## start Task input

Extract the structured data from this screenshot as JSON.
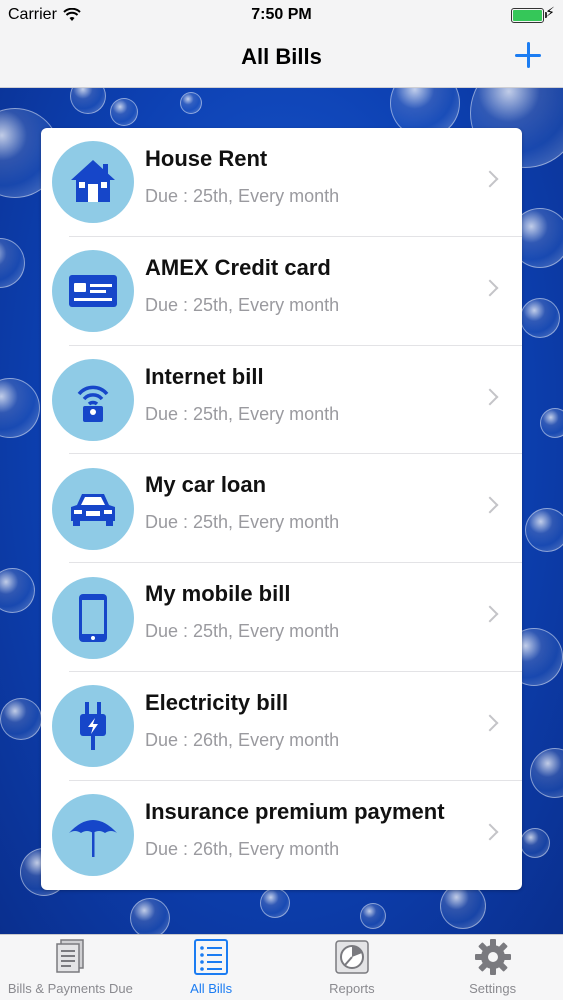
{
  "status": {
    "carrier": "Carrier",
    "time": "7:50 PM"
  },
  "nav": {
    "title": "All Bills",
    "add_icon": "plus-icon"
  },
  "bills": [
    {
      "name": "House Rent",
      "due": "Due : 25th, Every month",
      "icon": "house-icon"
    },
    {
      "name": "AMEX Credit card",
      "due": "Due : 25th, Every month",
      "icon": "credit-card-icon"
    },
    {
      "name": "Internet bill",
      "due": "Due : 25th, Every month",
      "icon": "wifi-router-icon"
    },
    {
      "name": "My car loan",
      "due": "Due : 25th, Every month",
      "icon": "car-icon"
    },
    {
      "name": "My mobile bill",
      "due": "Due : 25th, Every month",
      "icon": "mobile-phone-icon"
    },
    {
      "name": "Electricity bill",
      "due": "Due : 26th, Every month",
      "icon": "electric-plug-icon"
    },
    {
      "name": "Insurance premium payment",
      "due": "Due : 26th, Every month",
      "icon": "umbrella-icon"
    }
  ],
  "tabs": [
    {
      "label": "Bills & Payments Due",
      "icon": "documents-icon",
      "active": false
    },
    {
      "label": "All Bills",
      "icon": "list-icon",
      "active": true
    },
    {
      "label": "Reports",
      "icon": "pie-chart-icon",
      "active": false
    },
    {
      "label": "Settings",
      "icon": "gear-icon",
      "active": false
    }
  ],
  "colors": {
    "accent": "#1b7cf2",
    "icon_circle": "#8fcbe6",
    "icon_fill": "#1646c9",
    "background": "#0d41b3"
  }
}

## end Task input

Check each line above for the word "label", and copy the lines where it appears.

      "label": "Bills & Payments Due",
      "label": "All Bills",
      "label": "Reports",
      "label": "Settings",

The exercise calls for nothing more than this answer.